__Objective__: Extract, word for word, the lines below that start at the one containing "incoming-message[interactable]: Sekarang lahan" and end at the one containing "770, 668, 1080]", including both of those lines.

__Material for the task__:

┌──

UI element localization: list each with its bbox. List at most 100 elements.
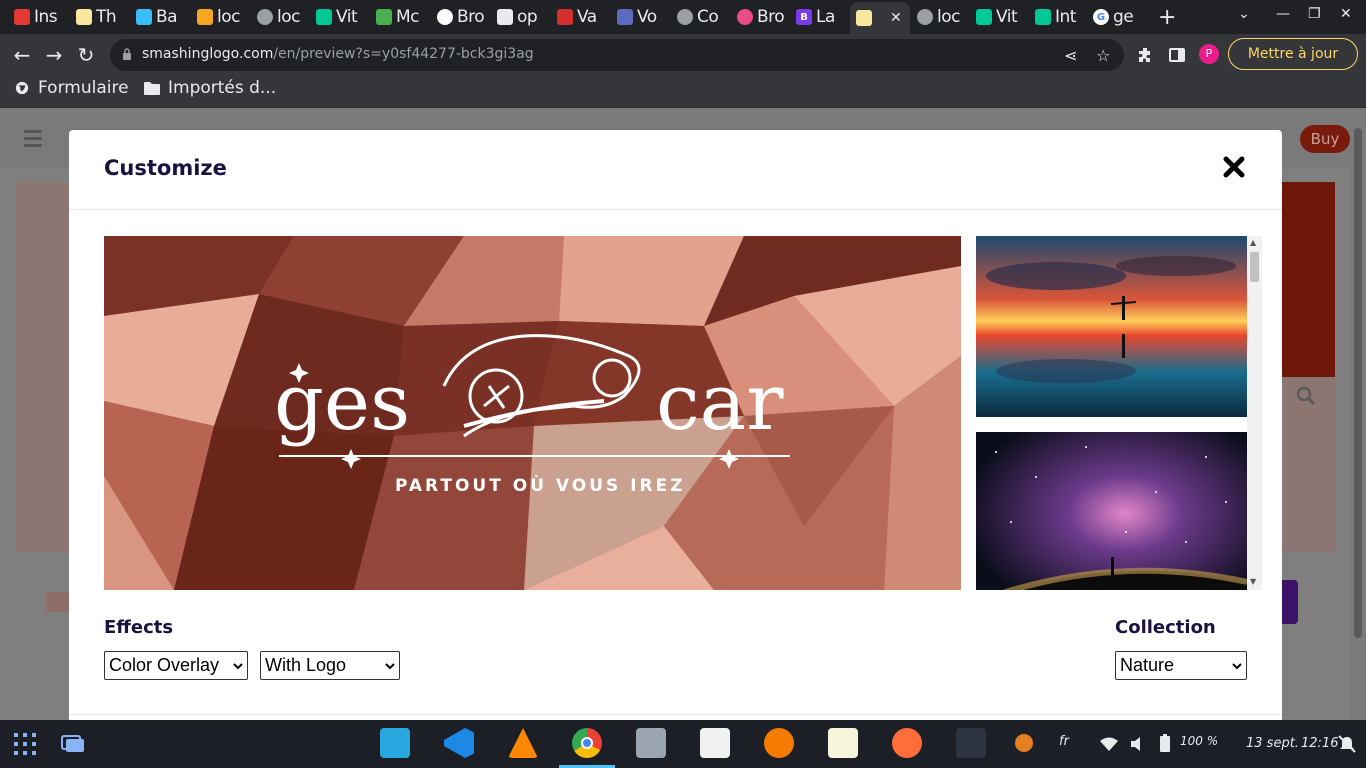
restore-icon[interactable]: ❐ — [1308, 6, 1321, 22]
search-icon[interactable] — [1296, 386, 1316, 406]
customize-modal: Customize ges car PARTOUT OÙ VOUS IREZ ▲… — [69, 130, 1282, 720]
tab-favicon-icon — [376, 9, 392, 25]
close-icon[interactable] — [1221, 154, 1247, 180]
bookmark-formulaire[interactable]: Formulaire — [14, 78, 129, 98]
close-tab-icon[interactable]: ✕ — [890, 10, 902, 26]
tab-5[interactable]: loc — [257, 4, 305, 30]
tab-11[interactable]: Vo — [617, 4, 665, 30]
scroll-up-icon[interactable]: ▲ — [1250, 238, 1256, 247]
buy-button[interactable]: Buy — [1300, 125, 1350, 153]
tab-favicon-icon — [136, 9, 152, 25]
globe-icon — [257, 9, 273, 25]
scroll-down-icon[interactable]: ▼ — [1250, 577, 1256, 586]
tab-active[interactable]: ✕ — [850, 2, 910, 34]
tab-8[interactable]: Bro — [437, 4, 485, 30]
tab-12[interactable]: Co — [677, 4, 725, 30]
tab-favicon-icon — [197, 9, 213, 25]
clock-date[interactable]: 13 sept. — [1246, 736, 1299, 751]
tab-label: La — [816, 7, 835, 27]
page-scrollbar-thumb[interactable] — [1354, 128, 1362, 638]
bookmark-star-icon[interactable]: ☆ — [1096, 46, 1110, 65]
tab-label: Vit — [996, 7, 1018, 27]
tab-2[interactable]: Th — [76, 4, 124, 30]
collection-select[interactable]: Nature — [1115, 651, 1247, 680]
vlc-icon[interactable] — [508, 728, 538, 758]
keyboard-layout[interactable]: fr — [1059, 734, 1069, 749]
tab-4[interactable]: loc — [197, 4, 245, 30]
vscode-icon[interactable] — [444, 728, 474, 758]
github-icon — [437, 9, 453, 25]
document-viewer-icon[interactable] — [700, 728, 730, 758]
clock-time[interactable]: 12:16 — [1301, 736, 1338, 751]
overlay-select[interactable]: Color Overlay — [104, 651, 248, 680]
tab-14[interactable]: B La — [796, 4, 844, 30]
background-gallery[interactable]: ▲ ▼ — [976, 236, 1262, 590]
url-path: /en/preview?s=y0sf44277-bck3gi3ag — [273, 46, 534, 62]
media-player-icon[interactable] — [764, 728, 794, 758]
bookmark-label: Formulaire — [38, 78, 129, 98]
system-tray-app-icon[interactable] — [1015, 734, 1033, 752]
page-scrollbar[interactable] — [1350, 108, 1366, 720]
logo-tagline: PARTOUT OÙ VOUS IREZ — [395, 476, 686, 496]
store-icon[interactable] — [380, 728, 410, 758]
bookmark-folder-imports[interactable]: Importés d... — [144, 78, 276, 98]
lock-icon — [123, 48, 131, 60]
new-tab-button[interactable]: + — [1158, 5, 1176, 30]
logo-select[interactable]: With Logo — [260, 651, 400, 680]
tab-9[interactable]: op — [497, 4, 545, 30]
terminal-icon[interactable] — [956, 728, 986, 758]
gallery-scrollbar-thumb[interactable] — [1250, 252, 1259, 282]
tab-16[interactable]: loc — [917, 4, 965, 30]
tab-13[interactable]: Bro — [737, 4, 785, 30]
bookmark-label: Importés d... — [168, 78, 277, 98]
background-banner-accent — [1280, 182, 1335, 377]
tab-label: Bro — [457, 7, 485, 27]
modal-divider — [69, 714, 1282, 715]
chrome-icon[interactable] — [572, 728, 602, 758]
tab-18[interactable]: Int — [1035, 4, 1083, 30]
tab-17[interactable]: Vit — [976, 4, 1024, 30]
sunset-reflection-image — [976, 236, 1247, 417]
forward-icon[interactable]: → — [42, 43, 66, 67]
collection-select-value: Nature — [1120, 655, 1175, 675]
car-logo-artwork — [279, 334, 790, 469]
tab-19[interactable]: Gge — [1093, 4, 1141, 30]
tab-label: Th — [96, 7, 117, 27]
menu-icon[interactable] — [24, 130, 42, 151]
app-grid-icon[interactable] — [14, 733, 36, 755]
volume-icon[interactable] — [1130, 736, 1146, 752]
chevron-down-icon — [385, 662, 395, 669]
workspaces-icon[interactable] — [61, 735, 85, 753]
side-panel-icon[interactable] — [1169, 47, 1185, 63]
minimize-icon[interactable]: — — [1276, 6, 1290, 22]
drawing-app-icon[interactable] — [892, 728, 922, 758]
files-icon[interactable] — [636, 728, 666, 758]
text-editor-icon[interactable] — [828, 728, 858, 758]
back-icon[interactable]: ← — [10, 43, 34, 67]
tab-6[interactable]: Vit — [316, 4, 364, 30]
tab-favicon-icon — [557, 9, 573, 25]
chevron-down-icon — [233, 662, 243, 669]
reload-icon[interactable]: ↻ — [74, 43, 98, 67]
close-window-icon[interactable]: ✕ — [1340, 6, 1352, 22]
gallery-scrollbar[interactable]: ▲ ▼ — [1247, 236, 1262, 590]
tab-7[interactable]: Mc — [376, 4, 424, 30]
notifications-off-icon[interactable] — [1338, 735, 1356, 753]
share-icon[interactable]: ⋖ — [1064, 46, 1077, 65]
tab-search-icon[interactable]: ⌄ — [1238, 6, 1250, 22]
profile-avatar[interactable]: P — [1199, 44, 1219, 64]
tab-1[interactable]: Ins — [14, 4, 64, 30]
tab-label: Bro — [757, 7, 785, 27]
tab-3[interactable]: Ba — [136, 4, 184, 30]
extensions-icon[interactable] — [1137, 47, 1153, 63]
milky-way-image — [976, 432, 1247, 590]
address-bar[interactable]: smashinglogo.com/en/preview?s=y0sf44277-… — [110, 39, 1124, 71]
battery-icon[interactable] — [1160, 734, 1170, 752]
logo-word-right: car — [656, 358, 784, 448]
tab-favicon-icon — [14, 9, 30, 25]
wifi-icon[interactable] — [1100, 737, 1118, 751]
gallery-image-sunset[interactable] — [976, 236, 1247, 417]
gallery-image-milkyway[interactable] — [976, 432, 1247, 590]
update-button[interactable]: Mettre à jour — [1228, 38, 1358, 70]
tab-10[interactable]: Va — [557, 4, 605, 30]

└──
┌──

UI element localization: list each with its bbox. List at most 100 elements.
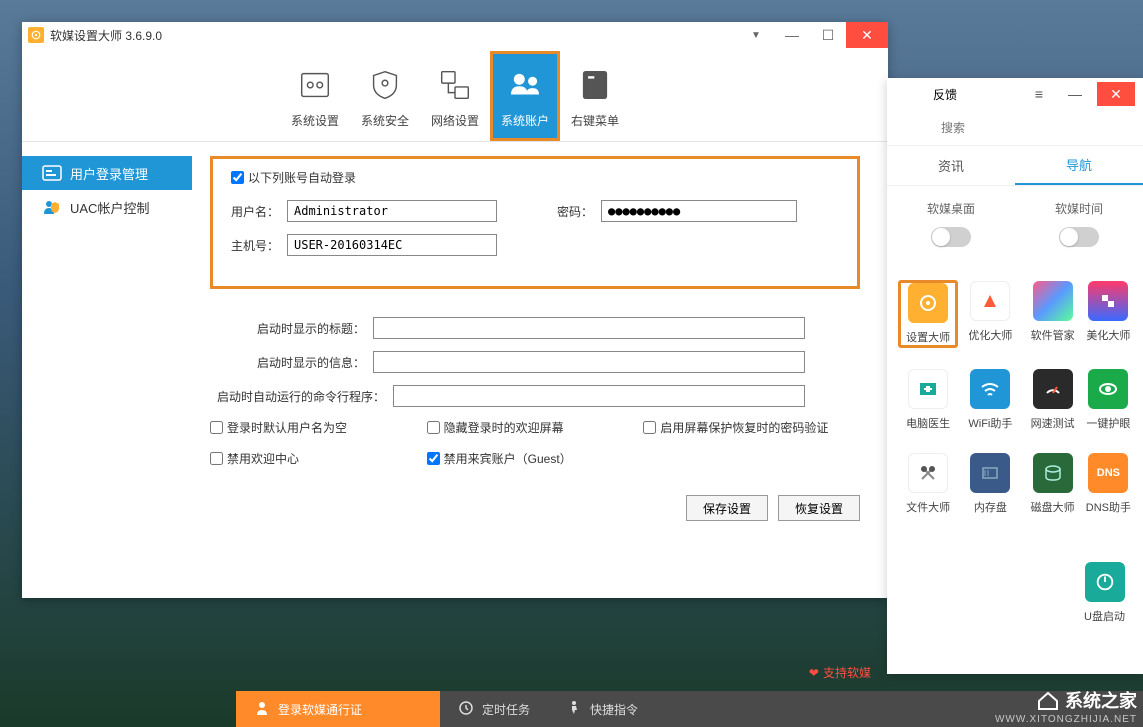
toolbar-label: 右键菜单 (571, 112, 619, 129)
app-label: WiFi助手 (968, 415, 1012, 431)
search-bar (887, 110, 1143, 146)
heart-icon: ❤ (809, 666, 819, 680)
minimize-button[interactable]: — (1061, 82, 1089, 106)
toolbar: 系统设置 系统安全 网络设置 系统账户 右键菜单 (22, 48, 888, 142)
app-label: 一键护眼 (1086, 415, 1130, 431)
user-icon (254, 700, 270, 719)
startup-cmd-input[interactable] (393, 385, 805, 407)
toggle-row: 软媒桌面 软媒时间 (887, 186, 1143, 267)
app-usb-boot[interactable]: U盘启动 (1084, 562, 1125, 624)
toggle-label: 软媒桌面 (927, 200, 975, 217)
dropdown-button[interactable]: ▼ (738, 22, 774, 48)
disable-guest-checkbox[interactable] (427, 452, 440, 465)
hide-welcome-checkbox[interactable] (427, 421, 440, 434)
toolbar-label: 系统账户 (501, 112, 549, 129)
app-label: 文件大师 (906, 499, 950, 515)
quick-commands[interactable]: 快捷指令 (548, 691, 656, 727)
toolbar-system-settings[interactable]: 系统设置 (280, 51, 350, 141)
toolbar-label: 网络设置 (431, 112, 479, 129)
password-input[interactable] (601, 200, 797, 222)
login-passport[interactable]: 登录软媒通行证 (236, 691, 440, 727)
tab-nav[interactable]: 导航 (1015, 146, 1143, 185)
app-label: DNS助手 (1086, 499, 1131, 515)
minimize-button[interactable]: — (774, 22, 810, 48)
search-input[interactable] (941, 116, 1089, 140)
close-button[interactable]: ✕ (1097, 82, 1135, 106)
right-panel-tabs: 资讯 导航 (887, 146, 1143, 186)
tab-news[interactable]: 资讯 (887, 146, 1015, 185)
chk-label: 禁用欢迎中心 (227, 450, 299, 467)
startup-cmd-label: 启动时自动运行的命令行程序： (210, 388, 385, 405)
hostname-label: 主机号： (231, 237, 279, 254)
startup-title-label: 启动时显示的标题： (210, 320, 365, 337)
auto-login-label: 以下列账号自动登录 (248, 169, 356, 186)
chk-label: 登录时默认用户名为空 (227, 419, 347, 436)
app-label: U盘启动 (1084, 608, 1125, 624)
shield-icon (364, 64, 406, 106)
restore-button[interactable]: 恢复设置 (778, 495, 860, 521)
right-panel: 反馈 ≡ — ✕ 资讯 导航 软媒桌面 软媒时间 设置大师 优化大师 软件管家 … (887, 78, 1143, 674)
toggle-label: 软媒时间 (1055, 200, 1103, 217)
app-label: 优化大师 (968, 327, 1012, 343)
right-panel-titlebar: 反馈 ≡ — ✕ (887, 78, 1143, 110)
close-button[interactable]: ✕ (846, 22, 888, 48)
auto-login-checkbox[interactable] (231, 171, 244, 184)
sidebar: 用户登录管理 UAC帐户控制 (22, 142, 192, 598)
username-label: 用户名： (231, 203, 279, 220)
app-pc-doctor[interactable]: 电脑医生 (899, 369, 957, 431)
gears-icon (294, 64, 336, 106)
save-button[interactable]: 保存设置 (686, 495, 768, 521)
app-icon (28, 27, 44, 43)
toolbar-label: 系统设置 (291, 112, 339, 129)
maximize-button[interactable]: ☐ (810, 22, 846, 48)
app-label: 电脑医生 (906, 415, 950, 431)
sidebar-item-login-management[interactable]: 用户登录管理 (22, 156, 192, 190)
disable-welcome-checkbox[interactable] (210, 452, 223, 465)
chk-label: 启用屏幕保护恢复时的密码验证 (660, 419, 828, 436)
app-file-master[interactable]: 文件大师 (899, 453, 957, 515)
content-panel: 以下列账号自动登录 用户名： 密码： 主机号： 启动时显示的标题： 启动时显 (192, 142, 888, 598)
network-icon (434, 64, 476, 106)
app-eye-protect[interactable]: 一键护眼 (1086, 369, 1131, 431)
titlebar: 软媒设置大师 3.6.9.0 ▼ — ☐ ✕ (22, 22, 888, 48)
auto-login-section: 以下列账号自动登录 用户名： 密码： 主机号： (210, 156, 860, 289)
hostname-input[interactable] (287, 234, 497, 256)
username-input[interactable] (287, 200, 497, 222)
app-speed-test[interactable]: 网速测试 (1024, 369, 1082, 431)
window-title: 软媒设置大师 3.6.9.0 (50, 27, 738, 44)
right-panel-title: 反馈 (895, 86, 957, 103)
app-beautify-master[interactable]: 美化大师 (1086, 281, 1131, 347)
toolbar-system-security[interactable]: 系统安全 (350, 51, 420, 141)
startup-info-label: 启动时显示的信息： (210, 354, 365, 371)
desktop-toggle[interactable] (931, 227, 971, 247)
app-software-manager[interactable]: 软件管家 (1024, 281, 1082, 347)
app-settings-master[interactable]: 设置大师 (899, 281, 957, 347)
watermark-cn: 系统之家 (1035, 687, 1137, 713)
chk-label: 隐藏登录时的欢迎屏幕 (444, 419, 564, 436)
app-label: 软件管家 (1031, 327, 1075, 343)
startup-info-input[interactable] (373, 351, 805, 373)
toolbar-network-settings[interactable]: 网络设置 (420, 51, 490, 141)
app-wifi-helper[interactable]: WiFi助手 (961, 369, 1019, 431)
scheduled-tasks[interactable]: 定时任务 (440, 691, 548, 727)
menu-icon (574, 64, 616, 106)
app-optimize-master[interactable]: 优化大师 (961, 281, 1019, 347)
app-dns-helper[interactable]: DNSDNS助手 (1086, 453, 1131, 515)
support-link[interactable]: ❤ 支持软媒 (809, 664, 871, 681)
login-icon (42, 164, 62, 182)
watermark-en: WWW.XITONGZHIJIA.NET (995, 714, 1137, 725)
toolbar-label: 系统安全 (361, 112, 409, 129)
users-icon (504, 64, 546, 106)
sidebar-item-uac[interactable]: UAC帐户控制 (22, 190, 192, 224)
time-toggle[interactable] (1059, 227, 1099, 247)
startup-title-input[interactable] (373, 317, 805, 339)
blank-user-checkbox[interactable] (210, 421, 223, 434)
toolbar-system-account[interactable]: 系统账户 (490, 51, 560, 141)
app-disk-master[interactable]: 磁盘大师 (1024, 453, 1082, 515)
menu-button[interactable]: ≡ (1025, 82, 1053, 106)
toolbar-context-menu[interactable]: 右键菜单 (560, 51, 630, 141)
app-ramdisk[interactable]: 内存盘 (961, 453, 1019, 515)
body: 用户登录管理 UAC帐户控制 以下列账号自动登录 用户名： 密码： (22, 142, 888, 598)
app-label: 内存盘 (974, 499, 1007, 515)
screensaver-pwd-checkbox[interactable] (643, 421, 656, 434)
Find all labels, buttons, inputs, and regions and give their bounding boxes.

└──
┌──

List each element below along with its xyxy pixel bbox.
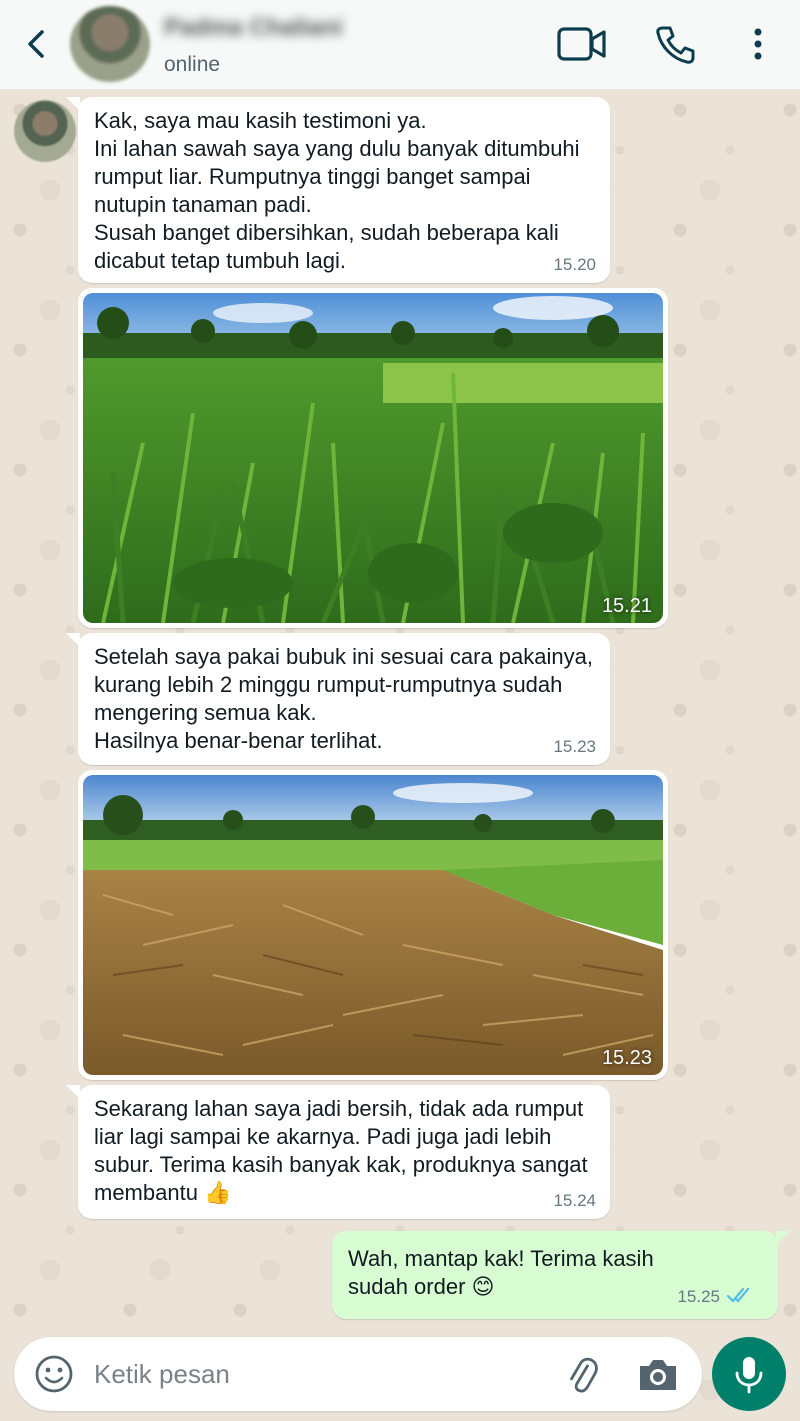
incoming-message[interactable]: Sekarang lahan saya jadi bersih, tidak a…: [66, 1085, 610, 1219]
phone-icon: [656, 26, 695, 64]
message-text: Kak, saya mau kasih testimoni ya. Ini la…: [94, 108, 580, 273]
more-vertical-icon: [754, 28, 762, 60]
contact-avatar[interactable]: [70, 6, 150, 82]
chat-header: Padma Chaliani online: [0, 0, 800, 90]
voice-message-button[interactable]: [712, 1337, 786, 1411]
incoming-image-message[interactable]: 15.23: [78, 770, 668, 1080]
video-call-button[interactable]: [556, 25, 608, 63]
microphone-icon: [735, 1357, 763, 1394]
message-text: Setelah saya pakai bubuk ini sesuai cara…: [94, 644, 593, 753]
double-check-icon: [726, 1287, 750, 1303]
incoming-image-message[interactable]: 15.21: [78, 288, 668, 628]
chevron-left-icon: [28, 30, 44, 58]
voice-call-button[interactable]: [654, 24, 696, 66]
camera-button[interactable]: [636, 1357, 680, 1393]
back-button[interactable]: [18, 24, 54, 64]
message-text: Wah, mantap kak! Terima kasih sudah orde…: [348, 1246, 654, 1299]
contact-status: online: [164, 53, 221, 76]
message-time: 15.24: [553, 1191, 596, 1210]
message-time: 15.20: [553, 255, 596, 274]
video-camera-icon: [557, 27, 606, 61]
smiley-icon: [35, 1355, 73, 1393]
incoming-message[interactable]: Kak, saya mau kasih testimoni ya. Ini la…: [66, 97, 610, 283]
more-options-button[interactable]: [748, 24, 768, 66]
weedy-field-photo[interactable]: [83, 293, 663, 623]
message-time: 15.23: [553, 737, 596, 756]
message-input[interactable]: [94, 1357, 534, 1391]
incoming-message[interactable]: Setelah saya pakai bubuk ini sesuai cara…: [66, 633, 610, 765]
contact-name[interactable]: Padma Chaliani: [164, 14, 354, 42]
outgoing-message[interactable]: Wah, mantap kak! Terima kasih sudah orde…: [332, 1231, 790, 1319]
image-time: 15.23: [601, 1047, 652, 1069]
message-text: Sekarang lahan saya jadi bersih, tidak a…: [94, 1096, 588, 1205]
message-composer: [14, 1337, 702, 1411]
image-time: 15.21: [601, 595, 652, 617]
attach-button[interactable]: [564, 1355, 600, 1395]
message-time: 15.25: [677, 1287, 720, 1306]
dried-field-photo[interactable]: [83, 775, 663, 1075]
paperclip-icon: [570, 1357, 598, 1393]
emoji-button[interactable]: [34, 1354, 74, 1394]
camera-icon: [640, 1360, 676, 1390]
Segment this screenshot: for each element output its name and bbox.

└──

__Response to this exercise__:
incoming-message[interactable]: Sekarang lahan saya jadi bersih, tidak a…: [66, 1085, 610, 1219]
phone-icon: [656, 26, 695, 64]
message-text: Kak, saya mau kasih testimoni ya. Ini la…: [94, 108, 580, 273]
more-vertical-icon: [754, 28, 762, 60]
contact-avatar[interactable]: [70, 6, 150, 82]
chat-header: Padma Chaliani online: [0, 0, 800, 90]
voice-message-button[interactable]: [712, 1337, 786, 1411]
incoming-image-message[interactable]: 15.23: [78, 770, 668, 1080]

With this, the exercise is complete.